- Direction
Copy, from the entries below, each line where the word "structured" can be found.

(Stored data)
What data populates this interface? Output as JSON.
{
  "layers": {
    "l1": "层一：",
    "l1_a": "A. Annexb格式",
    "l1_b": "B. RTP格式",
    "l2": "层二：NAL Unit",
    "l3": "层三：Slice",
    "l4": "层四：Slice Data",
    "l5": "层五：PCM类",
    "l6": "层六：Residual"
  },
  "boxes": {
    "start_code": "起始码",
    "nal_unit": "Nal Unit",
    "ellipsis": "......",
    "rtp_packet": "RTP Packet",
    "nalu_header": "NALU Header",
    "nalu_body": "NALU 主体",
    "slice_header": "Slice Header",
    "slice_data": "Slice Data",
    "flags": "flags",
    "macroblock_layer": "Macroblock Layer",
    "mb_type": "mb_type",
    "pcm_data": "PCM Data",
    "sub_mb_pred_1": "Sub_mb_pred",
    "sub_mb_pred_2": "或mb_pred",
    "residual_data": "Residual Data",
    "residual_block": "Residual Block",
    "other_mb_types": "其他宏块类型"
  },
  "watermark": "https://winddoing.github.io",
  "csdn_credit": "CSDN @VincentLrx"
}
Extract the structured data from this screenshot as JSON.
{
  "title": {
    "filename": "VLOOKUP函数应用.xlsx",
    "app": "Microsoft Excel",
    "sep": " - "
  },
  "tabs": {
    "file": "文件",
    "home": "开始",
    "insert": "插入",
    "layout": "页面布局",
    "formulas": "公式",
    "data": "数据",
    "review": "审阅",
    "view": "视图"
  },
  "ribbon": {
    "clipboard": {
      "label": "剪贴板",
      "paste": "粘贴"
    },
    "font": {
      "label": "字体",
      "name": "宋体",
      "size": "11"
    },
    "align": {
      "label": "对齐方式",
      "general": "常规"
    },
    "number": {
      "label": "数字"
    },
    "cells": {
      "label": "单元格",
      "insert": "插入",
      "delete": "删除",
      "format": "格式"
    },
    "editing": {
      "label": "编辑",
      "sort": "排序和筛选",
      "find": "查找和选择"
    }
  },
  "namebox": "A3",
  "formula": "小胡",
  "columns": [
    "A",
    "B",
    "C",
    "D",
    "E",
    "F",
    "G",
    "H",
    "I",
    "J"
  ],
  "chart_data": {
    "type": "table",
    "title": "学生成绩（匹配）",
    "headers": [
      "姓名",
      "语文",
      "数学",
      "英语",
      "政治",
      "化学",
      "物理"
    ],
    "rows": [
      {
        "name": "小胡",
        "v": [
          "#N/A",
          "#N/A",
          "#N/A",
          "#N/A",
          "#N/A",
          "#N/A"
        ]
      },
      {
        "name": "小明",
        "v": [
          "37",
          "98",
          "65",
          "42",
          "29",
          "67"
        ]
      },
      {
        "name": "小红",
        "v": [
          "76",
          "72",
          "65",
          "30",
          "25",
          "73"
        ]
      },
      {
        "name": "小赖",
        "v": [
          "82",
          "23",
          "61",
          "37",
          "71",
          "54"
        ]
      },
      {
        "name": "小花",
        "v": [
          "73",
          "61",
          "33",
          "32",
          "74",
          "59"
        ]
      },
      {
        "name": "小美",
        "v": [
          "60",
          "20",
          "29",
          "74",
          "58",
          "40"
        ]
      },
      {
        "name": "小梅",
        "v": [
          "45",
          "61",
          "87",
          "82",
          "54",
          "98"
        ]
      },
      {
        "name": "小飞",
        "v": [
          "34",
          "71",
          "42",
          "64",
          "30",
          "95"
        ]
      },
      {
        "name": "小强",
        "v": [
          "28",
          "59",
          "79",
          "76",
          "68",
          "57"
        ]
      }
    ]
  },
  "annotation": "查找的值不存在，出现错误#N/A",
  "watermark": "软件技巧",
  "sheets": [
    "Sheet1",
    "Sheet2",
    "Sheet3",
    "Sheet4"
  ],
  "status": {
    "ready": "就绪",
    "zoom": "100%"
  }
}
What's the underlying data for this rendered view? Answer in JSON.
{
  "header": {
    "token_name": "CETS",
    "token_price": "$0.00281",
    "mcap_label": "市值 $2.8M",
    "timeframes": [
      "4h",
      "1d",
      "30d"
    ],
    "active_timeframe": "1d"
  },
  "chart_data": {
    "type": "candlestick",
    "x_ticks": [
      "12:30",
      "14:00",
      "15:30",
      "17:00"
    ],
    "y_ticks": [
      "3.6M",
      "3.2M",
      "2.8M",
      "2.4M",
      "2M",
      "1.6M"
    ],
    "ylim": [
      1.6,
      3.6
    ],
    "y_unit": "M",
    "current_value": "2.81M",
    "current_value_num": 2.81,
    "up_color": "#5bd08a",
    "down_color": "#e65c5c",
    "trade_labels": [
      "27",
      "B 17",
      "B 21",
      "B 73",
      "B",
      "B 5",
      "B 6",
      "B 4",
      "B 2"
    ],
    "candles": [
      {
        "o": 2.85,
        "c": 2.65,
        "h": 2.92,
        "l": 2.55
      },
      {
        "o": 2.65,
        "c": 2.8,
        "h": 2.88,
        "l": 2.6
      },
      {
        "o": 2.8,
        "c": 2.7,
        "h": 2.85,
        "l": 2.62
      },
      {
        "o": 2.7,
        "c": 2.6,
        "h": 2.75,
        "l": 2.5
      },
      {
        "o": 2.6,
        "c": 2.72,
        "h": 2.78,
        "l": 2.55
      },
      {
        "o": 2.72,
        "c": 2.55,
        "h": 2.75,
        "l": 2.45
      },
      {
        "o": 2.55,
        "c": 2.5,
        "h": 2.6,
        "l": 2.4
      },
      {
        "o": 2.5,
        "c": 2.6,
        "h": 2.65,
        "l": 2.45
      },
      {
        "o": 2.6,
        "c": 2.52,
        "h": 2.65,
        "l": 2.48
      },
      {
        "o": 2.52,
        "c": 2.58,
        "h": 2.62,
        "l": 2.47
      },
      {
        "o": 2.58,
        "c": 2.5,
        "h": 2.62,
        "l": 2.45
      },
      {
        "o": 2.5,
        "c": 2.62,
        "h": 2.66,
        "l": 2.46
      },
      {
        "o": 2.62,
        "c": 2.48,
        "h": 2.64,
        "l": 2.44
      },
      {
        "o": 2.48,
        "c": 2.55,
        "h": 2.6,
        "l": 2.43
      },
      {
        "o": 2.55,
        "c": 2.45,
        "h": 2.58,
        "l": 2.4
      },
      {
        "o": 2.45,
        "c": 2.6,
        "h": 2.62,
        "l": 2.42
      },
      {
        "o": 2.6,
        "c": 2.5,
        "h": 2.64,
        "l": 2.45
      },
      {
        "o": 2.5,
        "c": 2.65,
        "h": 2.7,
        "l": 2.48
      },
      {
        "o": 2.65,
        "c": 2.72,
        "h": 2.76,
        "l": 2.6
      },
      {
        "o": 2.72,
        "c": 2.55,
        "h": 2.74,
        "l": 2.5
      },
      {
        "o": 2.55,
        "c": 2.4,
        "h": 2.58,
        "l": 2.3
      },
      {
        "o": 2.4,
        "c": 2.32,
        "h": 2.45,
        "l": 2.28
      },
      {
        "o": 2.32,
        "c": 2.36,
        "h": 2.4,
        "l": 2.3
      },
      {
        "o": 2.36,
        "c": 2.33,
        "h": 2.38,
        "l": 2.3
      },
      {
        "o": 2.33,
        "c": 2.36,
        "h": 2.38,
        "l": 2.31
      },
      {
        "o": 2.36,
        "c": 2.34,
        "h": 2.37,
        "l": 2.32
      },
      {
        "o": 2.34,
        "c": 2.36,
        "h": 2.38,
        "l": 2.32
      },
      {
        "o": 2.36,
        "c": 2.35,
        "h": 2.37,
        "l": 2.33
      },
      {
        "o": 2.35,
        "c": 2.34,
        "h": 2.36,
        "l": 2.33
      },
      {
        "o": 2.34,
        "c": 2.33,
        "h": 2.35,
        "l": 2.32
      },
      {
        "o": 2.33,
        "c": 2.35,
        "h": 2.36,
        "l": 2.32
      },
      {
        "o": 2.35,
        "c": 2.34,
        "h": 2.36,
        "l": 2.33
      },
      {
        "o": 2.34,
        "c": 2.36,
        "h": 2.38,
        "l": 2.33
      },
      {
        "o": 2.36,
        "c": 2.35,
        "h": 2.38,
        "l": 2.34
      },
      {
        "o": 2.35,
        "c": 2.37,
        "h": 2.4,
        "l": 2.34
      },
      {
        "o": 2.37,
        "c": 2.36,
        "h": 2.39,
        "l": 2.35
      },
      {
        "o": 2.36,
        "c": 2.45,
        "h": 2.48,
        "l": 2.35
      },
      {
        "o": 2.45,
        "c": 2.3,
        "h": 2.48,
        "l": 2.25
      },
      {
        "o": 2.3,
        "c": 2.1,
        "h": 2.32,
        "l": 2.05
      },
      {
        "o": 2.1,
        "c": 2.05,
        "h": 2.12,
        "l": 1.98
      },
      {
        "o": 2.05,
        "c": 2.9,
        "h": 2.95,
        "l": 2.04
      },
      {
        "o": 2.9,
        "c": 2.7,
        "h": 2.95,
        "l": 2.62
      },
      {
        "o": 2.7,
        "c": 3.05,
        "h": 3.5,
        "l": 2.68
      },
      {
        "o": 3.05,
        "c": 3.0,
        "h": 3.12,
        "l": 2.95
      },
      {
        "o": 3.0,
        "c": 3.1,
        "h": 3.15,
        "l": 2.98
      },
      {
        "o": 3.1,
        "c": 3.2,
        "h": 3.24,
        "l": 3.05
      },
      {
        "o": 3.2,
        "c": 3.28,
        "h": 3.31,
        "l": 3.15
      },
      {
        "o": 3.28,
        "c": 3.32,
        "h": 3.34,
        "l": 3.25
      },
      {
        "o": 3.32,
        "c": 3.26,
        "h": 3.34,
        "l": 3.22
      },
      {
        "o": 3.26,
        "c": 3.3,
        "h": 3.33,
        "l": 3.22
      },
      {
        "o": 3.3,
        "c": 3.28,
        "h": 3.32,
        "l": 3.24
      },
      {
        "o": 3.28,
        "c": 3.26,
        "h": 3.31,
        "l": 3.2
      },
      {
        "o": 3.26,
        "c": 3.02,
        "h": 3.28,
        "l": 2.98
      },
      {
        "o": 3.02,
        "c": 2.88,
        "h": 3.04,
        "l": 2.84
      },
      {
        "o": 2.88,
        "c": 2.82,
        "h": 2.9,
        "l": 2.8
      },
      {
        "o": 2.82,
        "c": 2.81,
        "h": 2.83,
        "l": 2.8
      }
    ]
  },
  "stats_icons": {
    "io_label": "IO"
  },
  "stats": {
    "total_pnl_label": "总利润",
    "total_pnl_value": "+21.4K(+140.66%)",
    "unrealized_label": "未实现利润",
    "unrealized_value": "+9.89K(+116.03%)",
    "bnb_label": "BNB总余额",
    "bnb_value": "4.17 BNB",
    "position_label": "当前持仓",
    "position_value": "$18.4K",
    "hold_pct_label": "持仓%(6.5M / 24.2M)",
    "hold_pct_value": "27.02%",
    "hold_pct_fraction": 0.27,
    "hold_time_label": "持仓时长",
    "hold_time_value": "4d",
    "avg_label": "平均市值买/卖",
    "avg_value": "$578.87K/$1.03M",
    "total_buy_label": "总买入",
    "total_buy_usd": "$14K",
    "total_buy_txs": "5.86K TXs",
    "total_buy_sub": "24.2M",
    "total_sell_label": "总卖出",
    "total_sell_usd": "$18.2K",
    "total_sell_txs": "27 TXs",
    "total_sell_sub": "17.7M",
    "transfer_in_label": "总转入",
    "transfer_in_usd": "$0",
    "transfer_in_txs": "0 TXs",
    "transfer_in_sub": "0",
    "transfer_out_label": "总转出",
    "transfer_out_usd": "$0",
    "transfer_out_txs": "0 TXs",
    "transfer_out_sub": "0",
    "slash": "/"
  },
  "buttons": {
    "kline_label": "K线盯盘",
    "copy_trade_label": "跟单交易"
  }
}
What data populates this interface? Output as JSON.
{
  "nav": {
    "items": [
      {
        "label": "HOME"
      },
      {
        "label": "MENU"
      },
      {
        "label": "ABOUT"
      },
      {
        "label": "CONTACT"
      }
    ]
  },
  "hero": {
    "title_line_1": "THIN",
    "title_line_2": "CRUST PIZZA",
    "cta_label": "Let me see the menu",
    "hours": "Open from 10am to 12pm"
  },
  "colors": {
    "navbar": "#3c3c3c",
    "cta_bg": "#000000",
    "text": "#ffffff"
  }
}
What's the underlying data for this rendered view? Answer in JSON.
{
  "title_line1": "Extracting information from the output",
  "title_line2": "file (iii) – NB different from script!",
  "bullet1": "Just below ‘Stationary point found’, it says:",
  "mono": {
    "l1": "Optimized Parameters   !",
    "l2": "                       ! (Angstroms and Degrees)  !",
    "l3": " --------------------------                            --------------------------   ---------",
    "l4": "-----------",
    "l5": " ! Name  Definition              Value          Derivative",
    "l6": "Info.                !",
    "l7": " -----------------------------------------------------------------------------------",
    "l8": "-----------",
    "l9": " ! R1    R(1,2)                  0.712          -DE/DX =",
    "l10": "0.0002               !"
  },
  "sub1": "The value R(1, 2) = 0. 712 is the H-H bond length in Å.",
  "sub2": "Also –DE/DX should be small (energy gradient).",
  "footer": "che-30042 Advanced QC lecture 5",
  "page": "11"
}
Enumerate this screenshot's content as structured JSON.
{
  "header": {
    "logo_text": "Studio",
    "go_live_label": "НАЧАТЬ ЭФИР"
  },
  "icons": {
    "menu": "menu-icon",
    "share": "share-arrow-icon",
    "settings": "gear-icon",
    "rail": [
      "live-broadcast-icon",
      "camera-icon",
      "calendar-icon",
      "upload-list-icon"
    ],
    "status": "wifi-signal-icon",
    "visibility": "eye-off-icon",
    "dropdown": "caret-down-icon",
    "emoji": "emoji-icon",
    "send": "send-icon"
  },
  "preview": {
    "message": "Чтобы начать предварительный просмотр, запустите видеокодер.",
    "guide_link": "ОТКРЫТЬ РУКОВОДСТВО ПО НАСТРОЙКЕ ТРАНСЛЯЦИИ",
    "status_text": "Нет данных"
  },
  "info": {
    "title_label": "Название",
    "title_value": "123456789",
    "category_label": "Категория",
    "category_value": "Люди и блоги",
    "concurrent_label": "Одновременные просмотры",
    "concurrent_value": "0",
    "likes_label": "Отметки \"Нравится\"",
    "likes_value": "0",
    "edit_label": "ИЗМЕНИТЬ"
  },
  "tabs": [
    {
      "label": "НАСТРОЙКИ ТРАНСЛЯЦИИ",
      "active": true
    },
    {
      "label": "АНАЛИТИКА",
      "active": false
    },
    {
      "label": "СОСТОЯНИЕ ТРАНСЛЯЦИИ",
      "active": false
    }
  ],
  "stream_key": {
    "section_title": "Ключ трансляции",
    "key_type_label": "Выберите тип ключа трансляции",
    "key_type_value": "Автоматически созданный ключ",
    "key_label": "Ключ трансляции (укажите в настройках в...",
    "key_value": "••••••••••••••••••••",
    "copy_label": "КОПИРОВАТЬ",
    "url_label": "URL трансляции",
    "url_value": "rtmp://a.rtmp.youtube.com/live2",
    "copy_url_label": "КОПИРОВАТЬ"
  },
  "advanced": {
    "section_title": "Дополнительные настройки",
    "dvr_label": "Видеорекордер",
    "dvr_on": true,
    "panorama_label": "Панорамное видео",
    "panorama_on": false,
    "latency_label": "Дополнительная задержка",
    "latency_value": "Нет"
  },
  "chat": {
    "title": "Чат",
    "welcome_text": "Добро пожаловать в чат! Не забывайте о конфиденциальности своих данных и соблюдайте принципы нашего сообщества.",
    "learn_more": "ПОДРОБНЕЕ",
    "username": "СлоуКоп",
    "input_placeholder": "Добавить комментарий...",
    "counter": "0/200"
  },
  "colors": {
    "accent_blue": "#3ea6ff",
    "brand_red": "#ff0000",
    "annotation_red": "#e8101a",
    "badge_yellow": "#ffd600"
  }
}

- Finished exercise
Extract the structured data from this screenshot as JSON.
Enumerate this screenshot's content as structured JSON.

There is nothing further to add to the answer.